*TASK BRIEF*: What lines of the data include the string "يبقى"? Copy them all.

--- BEGIN DATASET EXCERPTS ---

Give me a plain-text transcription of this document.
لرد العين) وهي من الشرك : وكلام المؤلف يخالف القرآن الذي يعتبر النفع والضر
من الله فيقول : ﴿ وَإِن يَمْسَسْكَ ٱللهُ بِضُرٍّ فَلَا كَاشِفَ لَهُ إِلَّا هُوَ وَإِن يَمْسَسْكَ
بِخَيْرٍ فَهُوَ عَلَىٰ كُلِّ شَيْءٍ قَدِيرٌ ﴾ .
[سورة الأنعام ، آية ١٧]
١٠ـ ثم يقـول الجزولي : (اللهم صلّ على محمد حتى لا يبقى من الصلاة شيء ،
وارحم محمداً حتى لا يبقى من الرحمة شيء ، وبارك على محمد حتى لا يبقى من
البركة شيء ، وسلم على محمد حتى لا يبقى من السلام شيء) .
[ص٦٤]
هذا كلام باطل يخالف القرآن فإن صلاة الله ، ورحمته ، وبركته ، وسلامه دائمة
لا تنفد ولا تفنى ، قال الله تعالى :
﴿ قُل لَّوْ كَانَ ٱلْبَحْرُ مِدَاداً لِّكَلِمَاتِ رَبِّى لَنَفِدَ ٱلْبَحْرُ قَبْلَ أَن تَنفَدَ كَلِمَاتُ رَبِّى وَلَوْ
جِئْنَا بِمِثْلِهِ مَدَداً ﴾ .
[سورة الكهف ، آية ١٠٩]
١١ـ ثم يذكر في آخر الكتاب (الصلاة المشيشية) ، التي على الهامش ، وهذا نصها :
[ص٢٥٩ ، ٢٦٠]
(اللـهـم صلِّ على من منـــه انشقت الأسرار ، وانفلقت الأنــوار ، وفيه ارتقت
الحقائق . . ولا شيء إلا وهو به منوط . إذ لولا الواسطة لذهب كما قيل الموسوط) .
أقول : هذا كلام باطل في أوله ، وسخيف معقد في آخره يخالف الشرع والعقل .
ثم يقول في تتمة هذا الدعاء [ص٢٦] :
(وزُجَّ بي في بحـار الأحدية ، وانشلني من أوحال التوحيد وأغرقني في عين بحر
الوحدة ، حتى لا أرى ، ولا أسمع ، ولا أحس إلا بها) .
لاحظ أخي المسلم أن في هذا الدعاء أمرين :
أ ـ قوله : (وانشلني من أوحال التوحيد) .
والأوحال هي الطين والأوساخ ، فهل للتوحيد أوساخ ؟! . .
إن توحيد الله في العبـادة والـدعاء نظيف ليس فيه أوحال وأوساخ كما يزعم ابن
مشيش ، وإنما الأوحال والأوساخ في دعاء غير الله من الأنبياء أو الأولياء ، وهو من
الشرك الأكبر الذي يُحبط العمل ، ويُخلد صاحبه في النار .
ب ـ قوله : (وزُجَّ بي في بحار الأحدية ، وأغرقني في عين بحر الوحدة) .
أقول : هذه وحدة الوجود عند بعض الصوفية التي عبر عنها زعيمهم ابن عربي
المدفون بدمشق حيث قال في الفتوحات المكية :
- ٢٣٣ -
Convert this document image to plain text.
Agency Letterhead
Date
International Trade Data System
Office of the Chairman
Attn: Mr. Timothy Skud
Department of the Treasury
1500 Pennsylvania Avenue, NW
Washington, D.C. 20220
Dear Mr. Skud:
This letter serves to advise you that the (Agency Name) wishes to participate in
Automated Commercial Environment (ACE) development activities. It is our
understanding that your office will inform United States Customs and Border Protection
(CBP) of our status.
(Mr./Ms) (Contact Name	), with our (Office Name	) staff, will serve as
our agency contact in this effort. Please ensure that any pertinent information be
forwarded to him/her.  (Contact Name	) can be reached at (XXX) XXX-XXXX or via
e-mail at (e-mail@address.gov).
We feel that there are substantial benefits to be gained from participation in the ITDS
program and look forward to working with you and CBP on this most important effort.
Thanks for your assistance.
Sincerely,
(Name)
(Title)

--- END DATASET EXCERPTS ---

*WRITTEN REPLY*:
١٠ـ ثم يقـول الجزولي : (اللهم صلّ على محمد حتى لا يبقى من الصلاة شيء ،
وارحم محمداً حتى لا يبقى من الرحمة شيء ، وبارك على محمد حتى لا يبقى من
البركة شيء ، وسلم على محمد حتى لا يبقى من السلام شيء) .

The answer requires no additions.